-- PROBLEM DESCRIPTION --
Without the pictures, write out all the lines below exactly as they appear.

-- Rows from a figure dataset --
☆ ☆ ☆ ☆ ☆ ☆ ☆

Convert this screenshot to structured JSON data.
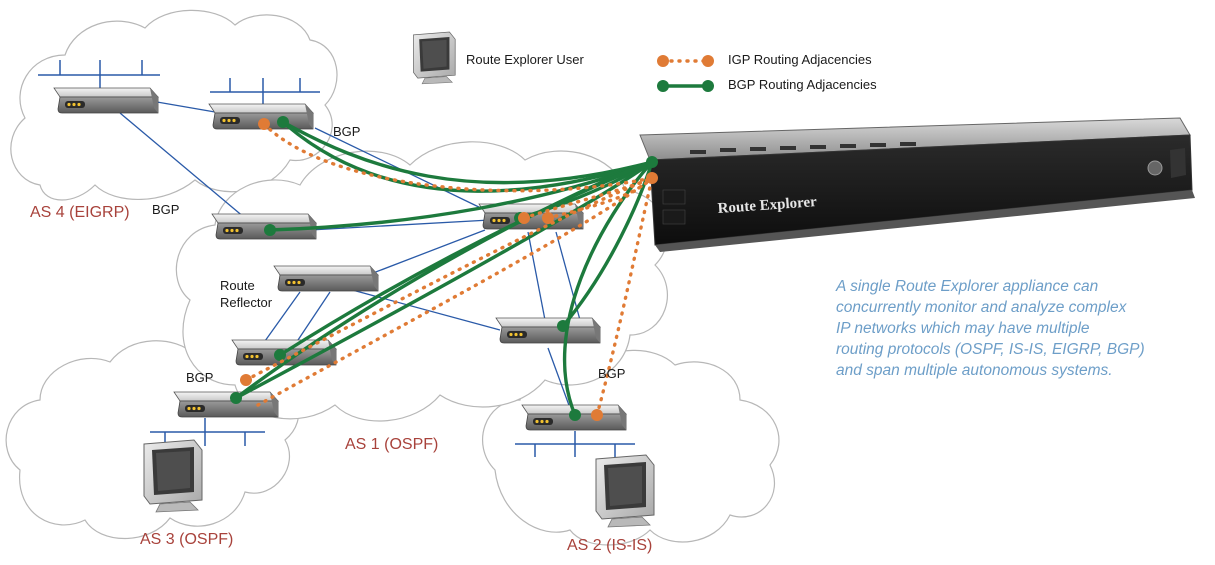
{
  "legend": {
    "user_label": "Route Explorer User",
    "igp_label": "IGP Routing Adjacencies",
    "bgp_label": "BGP Routing Adjacencies",
    "igp_color": "#e07b35",
    "bgp_color": "#1d7a3d"
  },
  "appliance": {
    "brand": "Route Explorer"
  },
  "as_labels": {
    "as4": "AS 4 (EIGRP)",
    "as1": "AS 1 (OSPF)",
    "as3": "AS 3 (OSPF)",
    "as2": "AS 2 (IS-IS)"
  },
  "protocol_labels": {
    "bgp_top": "BGP",
    "bgp_as4": "BGP",
    "bgp_as3": "BGP",
    "bgp_as2": "BGP"
  },
  "route_reflector": {
    "line1": "Route",
    "line2": "Reflector"
  },
  "caption": {
    "lines": [
      "A single Route Explorer appliance can",
      "concurrently monitor and analyze complex",
      "IP networks which may have multiple",
      "routing protocols (OSPF, IS-IS, EIGRP, BGP)",
      "and span multiple autonomous systems."
    ]
  },
  "colors": {
    "cloud_stroke": "#b7b7b7",
    "network_line": "#2a5aa8",
    "as_label": "#a8423b",
    "caption": "#6d9ec8"
  },
  "icons": {
    "router": "router-icon",
    "monitor": "monitor-icon",
    "appliance": "rack-appliance-icon"
  }
}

☆ ☆ ☆ ☆ ☆ ☆ ☆

-- SOLUTION --
Convert this screenshot to structured JSON data.
{
  "legend": {
    "user_label": "Route Explorer User",
    "igp_label": "IGP Routing Adjacencies",
    "bgp_label": "BGP Routing Adjacencies",
    "igp_color": "#e07b35",
    "bgp_color": "#1d7a3d"
  },
  "appliance": {
    "brand": "Route Explorer"
  },
  "as_labels": {
    "as4": "AS 4 (EIGRP)",
    "as1": "AS 1 (OSPF)",
    "as3": "AS 3 (OSPF)",
    "as2": "AS 2 (IS-IS)"
  },
  "protocol_labels": {
    "bgp_top": "BGP",
    "bgp_as4": "BGP",
    "bgp_as3": "BGP",
    "bgp_as2": "BGP"
  },
  "route_reflector": {
    "line1": "Route",
    "line2": "Reflector"
  },
  "caption": {
    "lines": [
      "A single Route Explorer appliance can",
      "concurrently monitor and analyze complex",
      "IP networks which may have multiple",
      "routing protocols (OSPF, IS-IS, EIGRP, BGP)",
      "and span multiple autonomous systems."
    ]
  },
  "colors": {
    "cloud_stroke": "#b7b7b7",
    "network_line": "#2a5aa8",
    "as_label": "#a8423b",
    "caption": "#6d9ec8"
  },
  "icons": {
    "router": "router-icon",
    "monitor": "monitor-icon",
    "appliance": "rack-appliance-icon"
  }
}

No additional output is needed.